• Problem a
In the text on Bayesian vector autoregression, who proposed the shrinkage prior known as the "Minnesota prior"?

:: Supplied text

= Bayesian vector autoregression =

Statistical estimation method

In statistics and econometrics, Bayesian vector autoregression (BVAR) uses Bayesian methods to estimate a vector autoregression (VAR) model. BVAR differs with standard VAR models in that the model parameters are treated as random variables, with prior probabilities, rather than fixed values.

Vector autoregressions are flexible statistical models that typically include many free parameters. Given the limited length of standard macroeconomic datasets relative to the vast number of parameters available, Bayesian methods have become an increasingly popular way of dealing with the problem of over-parameterization. As the ratio of variables to observations increases, the role of prior probabilities becomes increasingly important.

The general idea is to use informative priors to shrink the unrestricted model towards a parsimonious naïve benchmark, thereby reducing parameter uncertainty and improving forecast accuracy.

A typical example is the shrinkage prior, proposed by Robert Litterman (1979) and subsequently developed by other researchers at University of Minnesota, (i.e. Sims C, 1989), which is known in the BVAR literature as the "Minnesota prior". The informativeness of the prior can be set by treating it as an additional parameter based on a hierarchical interpretation of the model.

In particular, the Minnesota prior assumes that each variable follows a random walk process, possibly with drift, and therefore consists of a normal prior on a set of parameters with fixed and known covariance matrix, which will be estimated with one of three techniques: univariate AR, diagonal VAR, or full VAR.

This type of model can be estimated with Eviews, Stata, Python or R.

Recent research has shown that Bayesian vector autoregression is an appropriate tool for modelling large data sets.

::::
:: Provided data

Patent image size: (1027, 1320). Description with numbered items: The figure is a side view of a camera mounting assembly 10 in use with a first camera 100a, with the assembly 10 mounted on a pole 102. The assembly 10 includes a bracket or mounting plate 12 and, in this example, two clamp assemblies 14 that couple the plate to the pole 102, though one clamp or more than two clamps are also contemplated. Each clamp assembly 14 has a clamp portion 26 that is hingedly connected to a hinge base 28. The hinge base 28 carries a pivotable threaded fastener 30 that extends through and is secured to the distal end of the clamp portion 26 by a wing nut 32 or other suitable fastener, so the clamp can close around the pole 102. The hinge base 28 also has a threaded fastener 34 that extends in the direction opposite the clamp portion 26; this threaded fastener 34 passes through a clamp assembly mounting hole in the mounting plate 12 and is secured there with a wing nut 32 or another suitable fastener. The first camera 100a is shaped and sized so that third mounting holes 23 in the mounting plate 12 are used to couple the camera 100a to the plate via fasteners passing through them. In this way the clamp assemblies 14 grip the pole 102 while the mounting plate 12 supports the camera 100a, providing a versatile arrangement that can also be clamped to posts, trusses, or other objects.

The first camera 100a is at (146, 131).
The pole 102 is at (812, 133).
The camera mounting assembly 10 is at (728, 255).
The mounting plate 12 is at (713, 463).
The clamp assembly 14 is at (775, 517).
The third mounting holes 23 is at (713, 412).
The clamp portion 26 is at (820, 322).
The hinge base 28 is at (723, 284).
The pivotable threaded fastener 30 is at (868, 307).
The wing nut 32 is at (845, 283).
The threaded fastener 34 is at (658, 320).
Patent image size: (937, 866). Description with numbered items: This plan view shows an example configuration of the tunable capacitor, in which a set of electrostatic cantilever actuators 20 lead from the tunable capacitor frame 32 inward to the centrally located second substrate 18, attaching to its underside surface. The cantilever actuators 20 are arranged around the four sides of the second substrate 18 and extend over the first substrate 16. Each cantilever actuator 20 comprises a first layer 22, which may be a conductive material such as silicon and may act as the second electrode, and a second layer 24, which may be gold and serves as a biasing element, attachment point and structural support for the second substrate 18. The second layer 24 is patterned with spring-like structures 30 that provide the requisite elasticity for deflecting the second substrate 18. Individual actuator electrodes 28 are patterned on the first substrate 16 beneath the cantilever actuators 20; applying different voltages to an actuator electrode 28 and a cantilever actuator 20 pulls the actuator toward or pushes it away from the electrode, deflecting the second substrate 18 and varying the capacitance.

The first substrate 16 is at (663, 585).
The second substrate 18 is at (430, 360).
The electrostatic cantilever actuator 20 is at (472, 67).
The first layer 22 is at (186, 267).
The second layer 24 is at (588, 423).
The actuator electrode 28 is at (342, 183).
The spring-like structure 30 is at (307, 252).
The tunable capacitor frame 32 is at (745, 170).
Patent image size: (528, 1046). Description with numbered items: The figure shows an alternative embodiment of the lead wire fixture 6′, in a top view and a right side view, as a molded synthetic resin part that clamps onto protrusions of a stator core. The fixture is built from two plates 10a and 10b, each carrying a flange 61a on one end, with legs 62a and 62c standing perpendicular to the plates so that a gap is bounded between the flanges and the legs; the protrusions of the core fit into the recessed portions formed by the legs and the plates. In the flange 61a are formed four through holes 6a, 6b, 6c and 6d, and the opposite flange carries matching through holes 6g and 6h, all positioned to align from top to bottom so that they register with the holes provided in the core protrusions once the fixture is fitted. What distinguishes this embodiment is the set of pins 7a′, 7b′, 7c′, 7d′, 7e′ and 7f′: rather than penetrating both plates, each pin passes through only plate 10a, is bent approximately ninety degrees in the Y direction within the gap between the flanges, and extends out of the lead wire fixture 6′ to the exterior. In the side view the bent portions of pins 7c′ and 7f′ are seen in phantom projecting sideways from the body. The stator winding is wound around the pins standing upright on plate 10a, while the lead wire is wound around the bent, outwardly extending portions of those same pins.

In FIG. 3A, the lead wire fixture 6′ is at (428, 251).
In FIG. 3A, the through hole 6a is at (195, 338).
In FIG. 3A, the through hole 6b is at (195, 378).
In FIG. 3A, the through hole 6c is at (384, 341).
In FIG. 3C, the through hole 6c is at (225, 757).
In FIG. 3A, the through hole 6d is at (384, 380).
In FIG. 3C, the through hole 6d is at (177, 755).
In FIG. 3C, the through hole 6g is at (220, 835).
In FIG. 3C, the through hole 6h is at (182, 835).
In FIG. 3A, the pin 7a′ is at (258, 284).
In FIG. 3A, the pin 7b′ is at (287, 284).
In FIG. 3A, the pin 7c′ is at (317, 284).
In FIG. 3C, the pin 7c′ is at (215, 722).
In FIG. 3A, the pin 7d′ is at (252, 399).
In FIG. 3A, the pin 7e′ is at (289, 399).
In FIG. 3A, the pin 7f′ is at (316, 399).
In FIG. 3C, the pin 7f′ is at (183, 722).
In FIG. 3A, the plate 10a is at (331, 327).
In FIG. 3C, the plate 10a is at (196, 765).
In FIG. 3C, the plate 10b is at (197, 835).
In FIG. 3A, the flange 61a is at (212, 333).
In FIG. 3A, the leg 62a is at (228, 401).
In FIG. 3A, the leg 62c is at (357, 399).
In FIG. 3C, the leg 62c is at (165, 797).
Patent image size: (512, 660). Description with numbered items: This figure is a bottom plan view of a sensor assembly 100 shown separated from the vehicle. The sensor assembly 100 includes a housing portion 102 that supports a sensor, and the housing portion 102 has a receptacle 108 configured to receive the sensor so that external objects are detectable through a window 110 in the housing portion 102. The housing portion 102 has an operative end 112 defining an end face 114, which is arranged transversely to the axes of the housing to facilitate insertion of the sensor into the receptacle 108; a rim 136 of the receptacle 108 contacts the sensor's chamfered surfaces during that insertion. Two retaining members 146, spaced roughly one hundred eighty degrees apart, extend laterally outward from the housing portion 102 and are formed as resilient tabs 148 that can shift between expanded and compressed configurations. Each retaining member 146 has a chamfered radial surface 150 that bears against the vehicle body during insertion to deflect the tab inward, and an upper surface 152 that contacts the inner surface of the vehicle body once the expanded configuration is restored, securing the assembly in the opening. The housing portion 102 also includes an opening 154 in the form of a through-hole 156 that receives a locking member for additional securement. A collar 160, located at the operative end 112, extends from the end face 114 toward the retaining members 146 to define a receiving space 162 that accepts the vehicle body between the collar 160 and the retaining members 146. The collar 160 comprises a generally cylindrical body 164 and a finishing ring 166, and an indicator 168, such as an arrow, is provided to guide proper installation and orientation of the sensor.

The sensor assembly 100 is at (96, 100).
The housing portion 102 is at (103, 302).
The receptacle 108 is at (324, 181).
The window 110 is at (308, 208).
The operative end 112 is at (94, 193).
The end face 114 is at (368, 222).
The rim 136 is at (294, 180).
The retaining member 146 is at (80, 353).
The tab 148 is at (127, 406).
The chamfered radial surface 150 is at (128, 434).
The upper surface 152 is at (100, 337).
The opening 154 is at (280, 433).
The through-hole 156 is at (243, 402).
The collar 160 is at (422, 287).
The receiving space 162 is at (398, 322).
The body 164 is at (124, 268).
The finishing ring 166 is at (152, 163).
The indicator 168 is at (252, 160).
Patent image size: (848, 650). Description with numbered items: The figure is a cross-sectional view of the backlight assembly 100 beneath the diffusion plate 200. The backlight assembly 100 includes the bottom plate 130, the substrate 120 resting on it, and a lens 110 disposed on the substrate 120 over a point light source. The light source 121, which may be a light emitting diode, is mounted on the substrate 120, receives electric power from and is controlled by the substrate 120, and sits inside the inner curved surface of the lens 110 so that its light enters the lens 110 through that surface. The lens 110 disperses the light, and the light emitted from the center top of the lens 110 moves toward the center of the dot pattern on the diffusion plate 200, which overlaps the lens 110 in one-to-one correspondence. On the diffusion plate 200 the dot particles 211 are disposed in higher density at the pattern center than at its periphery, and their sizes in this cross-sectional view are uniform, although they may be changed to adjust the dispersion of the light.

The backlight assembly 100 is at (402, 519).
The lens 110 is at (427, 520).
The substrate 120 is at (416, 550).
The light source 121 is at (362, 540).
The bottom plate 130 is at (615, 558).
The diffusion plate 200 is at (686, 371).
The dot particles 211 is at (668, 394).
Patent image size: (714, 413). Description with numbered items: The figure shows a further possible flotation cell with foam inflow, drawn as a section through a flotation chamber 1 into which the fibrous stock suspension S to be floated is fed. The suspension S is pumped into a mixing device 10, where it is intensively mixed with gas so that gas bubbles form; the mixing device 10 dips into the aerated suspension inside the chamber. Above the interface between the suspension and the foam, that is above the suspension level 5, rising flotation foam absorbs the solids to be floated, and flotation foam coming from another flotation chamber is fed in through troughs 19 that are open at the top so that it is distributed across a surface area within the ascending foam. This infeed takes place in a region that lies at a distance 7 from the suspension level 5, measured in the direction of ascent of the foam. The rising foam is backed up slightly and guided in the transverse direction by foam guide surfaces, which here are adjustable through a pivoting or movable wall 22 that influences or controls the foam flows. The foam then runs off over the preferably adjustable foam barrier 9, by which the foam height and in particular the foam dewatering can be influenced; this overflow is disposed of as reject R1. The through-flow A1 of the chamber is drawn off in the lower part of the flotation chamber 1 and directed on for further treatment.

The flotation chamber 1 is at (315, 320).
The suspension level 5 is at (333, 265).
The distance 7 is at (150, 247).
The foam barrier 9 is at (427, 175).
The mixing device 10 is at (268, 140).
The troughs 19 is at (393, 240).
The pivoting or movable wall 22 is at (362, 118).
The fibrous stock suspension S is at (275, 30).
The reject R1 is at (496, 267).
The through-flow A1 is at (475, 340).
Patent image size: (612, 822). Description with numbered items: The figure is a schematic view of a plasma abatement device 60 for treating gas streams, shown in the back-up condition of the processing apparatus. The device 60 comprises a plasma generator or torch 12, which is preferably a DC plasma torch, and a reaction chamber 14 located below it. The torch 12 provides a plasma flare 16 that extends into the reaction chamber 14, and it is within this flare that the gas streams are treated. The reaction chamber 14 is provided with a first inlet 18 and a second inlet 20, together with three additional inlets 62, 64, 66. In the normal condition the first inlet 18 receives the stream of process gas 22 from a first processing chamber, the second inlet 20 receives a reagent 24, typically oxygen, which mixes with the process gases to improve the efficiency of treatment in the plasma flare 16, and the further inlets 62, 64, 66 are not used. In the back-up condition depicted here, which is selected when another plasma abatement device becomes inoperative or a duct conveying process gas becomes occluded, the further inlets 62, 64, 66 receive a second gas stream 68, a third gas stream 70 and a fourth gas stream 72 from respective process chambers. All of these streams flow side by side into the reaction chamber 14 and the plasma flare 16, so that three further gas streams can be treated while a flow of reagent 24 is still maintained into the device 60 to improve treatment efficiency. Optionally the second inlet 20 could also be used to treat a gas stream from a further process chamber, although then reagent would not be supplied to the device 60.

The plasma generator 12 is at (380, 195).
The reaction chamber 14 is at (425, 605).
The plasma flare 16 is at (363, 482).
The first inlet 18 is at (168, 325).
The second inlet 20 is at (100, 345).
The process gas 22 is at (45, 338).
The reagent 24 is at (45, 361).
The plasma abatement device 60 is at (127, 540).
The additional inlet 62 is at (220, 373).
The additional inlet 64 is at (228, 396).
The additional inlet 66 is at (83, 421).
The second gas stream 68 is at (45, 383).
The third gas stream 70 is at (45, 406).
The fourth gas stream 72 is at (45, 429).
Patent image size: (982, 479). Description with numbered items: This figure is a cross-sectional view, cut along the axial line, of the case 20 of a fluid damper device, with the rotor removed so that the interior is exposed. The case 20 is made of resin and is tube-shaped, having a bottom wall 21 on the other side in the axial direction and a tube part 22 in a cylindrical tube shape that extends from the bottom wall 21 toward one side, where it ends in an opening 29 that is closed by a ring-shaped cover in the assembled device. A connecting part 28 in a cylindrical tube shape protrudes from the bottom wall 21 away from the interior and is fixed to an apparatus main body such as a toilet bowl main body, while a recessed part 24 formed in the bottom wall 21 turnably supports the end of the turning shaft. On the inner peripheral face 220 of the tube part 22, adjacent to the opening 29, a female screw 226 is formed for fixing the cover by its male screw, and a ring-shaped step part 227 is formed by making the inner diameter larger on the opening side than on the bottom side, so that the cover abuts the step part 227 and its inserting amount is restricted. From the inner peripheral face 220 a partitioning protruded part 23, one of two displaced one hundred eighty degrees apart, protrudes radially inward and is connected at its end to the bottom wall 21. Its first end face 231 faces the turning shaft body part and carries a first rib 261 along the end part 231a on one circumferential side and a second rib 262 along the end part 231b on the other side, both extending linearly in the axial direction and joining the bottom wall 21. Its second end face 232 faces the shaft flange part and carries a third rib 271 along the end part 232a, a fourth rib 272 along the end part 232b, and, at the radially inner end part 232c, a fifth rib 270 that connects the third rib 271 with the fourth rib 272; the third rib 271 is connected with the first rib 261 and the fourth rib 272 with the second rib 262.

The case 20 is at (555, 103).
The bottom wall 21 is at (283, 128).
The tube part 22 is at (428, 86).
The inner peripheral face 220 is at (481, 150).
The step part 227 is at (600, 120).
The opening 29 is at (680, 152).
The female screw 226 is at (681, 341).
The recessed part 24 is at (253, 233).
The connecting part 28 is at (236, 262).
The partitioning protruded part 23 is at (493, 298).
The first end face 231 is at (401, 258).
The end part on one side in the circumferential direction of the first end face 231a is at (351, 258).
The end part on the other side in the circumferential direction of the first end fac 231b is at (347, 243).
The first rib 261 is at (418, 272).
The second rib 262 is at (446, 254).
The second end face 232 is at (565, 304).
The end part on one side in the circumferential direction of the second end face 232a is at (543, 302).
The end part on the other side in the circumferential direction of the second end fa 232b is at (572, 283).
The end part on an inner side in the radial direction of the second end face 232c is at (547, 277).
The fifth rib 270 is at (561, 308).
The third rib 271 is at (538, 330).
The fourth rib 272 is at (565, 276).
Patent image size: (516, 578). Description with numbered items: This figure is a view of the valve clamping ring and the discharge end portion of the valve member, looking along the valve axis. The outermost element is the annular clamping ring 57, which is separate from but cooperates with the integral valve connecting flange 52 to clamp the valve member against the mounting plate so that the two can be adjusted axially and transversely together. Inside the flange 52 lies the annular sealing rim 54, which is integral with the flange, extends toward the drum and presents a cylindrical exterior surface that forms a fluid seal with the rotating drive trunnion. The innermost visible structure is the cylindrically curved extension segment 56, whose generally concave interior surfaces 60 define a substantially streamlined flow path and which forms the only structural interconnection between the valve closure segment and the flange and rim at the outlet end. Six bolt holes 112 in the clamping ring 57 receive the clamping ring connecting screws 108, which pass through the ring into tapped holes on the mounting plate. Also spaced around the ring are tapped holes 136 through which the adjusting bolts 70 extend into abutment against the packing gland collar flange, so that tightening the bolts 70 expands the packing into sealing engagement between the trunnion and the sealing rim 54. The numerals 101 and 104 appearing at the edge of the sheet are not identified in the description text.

::::

• Problem b
Retype the stretch of the rows from the line containing "Patent image size: (848, 650)." through the line containing "The bottom plate 130 is at (615, 558).".

• Response a
Robert Litterman, in 1979.

• Response b
Patent image size: (848, 650). Description with numbered items: The figure is a cross-sectional view of the backlight assembly 100 beneath the diffusion plate 200. The backlight assembly 100 includes the bottom plate 130, the substrate 120 resting on it, and a lens 110 disposed on the substrate 120 over a point light source. The light source 121, which may be a light emitting diode, is mounted on the substrate 120, receives electric power from and is controlled by the substrate 120, and sits inside the inner curved surface of the lens 110 so that its light enters the lens 110 through that surface. The lens 110 disperses the light, and the light emitted from the center top of the lens 110 moves toward the center of the dot pattern on the diffusion plate 200, which overlaps the lens 110 in one-to-one correspondence. On the diffusion plate 200 the dot particles 211 are disposed in higher density at the pattern center than at its periphery, and their sizes in this cross-sectional view are uniform, although they may be changed to adjust the dispersion of the light.

The backlight assembly 100 is at (402, 519).
The lens 110 is at (427, 520).
The substrate 120 is at (416, 550).
The light source 121 is at (362, 540).
The bottom plate 130 is at (615, 558).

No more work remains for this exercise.